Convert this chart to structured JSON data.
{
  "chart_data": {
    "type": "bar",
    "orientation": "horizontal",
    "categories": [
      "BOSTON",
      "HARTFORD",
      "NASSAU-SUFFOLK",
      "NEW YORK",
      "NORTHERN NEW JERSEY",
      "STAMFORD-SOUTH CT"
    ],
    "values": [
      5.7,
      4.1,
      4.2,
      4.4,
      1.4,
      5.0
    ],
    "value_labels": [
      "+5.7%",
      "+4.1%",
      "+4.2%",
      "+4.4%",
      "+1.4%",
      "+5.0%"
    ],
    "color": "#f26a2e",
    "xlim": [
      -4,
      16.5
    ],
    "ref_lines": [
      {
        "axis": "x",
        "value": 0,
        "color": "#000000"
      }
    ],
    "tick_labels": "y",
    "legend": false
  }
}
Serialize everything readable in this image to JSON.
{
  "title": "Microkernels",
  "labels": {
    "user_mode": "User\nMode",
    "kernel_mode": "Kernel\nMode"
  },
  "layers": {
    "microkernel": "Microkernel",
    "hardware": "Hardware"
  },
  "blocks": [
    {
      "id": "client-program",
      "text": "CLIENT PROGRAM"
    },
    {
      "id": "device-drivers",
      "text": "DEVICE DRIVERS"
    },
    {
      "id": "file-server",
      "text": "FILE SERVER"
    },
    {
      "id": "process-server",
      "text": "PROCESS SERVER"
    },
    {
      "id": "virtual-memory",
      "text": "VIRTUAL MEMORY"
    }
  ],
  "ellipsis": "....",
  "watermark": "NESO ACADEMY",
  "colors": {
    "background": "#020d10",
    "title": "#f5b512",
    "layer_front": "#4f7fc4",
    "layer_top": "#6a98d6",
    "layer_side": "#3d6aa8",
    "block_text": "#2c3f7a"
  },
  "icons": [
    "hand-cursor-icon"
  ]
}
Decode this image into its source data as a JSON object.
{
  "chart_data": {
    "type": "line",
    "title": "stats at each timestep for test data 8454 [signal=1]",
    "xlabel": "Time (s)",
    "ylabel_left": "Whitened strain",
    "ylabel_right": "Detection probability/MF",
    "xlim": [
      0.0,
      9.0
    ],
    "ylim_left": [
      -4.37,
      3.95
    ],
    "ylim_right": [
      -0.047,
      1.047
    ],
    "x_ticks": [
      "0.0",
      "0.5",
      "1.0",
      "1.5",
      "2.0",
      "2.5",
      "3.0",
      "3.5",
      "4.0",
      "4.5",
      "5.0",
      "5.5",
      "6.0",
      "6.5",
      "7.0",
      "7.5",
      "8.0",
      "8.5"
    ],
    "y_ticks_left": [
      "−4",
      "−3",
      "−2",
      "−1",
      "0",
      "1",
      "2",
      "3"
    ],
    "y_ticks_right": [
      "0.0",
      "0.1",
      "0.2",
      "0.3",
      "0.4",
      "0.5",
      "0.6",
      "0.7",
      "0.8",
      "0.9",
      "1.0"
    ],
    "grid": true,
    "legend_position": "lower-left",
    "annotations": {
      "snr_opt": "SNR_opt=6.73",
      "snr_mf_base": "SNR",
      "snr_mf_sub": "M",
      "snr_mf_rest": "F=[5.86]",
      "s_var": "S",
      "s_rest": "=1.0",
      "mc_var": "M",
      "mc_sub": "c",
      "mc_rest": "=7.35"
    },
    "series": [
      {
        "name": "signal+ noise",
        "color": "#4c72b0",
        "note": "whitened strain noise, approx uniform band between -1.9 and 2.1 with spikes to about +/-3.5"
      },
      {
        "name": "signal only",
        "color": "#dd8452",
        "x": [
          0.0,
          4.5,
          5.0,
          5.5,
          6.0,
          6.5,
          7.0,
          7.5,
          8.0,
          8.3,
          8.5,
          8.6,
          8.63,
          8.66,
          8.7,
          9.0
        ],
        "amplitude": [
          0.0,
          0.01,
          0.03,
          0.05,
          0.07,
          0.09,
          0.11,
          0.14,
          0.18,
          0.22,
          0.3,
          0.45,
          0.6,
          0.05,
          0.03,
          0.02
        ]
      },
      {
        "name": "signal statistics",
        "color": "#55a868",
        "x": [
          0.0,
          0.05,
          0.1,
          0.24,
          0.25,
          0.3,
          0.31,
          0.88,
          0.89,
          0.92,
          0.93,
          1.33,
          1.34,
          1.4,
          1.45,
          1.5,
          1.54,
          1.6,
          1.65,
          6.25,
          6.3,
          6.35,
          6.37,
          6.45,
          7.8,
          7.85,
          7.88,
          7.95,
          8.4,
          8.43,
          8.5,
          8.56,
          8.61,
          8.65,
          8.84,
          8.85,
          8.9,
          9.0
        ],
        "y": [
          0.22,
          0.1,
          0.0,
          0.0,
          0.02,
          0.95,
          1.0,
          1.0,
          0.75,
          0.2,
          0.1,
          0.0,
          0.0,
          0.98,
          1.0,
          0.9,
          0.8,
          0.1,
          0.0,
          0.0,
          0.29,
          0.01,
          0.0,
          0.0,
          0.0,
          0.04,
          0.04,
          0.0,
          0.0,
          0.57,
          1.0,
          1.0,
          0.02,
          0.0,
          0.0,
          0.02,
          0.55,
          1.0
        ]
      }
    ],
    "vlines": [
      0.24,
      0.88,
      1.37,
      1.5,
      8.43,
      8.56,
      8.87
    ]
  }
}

------------------------------

◆ Exercise requirements: Write out the complete set of records exactly as given.

◆ Task result:
Convert this chart to structured JSON data.
{
  "chart_data": {
    "type": "bar",
    "orientation": "horizontal",
    "categories": [
      "BOSTON",
      "HARTFORD",
      "NASSAU-SUFFOLK",
      "NEW YORK",
      "NORTHERN NEW JERSEY",
      "STAMFORD-SOUTH CT"
    ],
    "values": [
      5.7,
      4.1,
      4.2,
      4.4,
      1.4,
      5.0
    ],
    "value_labels": [
      "+5.7%",
      "+4.1%",
      "+4.2%",
      "+4.4%",
      "+1.4%",
      "+5.0%"
    ],
    "color": "#f26a2e",
    "xlim": [
      -4,
      16.5
    ],
    "ref_lines": [
      {
        "axis": "x",
        "value": 0,
        "color": "#000000"
      }
    ],
    "tick_labels": "y",
    "legend": false
  }
}
Serialize everything readable in this image to JSON.
{
  "title": "Microkernels",
  "labels": {
    "user_mode": "User\nMode",
    "kernel_mode": "Kernel\nMode"
  },
  "layers": {
    "microkernel": "Microkernel",
    "hardware": "Hardware"
  },
  "blocks": [
    {
      "id": "client-program",
      "text": "CLIENT PROGRAM"
    },
    {
      "id": "device-drivers",
      "text": "DEVICE DRIVERS"
    },
    {
      "id": "file-server",
      "text": "FILE SERVER"
    },
    {
      "id": "process-server",
      "text": "PROCESS SERVER"
    },
    {
      "id": "virtual-memory",
      "text": "VIRTUAL MEMORY"
    }
  ],
  "ellipsis": "....",
  "watermark": "NESO ACADEMY",
  "colors": {
    "background": "#020d10",
    "title": "#f5b512",
    "layer_front": "#4f7fc4",
    "layer_top": "#6a98d6",
    "layer_side": "#3d6aa8",
    "block_text": "#2c3f7a"
  },
  "icons": [
    "hand-cursor-icon"
  ]
}
Decode this image into its source data as a JSON object.
{
  "chart_data": {
    "type": "line",
    "title": "stats at each timestep for test data 8454 [signal=1]",
    "xlabel": "Time (s)",
    "ylabel_left": "Whitened strain",
    "ylabel_right": "Detection probability/MF",
    "xlim": [
      0.0,
      9.0
    ],
    "ylim_left": [
      -4.37,
      3.95
    ],
    "ylim_right": [
      -0.047,
      1.047
    ],
    "x_ticks": [
      "0.0",
      "0.5",
      "1.0",
      "1.5",
      "2.0",
      "2.5",
      "3.0",
      "3.5",
      "4.0",
      "4.5",
      "5.0",
      "5.5",
      "6.0",
      "6.5",
      "7.0",
      "7.5",
      "8.0",
      "8.5"
    ],
    "y_ticks_left": [
      "−4",
      "−3",
      "−2",
      "−1",
      "0",
      "1",
      "2",
      "3"
    ],
    "y_ticks_right": [
      "0.0",
      "0.1",
      "0.2",
      "0.3",
      "0.4",
      "0.5",
      "0.6",
      "0.7",
      "0.8",
      "0.9",
      "1.0"
    ],
    "grid": true,
    "legend_position": "lower-left",
    "annotations": {
      "snr_opt": "SNR_opt=6.73",
      "snr_mf_base": "SNR",
      "snr_mf_sub": "M",
      "snr_mf_rest": "F=[5.86]",
      "s_var": "S",
      "s_rest": "=1.0",
      "mc_var": "M",
      "mc_sub": "c",
      "mc_rest": "=7.35"
    },
    "series": [
      {
        "name": "signal+ noise",
        "color": "#4c72b0",
        "note": "whitened strain noise, approx uniform band between -1.9 and 2.1 with spikes to about +/-3.5"
      },
      {
        "name": "signal only",
        "color": "#dd8452",
        "x": [
          0.0,
          4.5,
          5.0,
          5.5,
          6.0,
          6.5,
          7.0,
          7.5,
          8.0,
          8.3,
          8.5,
          8.6,
          8.63,
          8.66,
          8.7,
          9.0
        ],
        "amplitude": [
          0.0,
          0.01,
          0.03,
          0.05,
          0.07,
          0.09,
          0.11,
          0.14,
          0.18,
          0.22,
          0.3,
          0.45,
          0.6,
          0.05,
          0.03,
          0.02
        ]
      },
      {
        "name": "signal statistics",
        "color": "#55a868",
        "x": [
          0.0,
          0.05,
          0.1,
          0.24,
          0.25,
          0.3,
          0.31,
          0.88,
          0.89,
          0.92,
          0.93,
          1.33,
          1.34,
          1.4,
          1.45,
          1.5,
          1.54,
          1.6,
          1.65,
          6.25,
          6.3,
          6.35,
          6.37,
          6.45,
          7.8,
          7.85,
          7.88,
          7.95,
          8.4,
          8.43,
          8.5,
          8.56,
          8.61,
          8.65,
          8.84,
          8.85,
          8.9,
          9.0
        ],
        "y": [
          0.22,
          0.1,
          0.0,
          0.0,
          0.02,
          0.95,
          1.0,
          1.0,
          0.75,
          0.2,
          0.1,
          0.0,
          0.0,
          0.98,
          1.0,
          0.9,
          0.8,
          0.1,
          0.0,
          0.0,
          0.29,
          0.01,
          0.0,
          0.0,
          0.0,
          0.04,
          0.04,
          0.0,
          0.0,
          0.57,
          1.0,
          1.0,
          0.02,
          0.0,
          0.0,
          0.02,
          0.55,
          1.0
        ]
      }
    ],
    "vlines": [
      0.24,
      0.88,
      1.37,
      1.5,
      8.43,
      8.56,
      8.87
    ]
  }
}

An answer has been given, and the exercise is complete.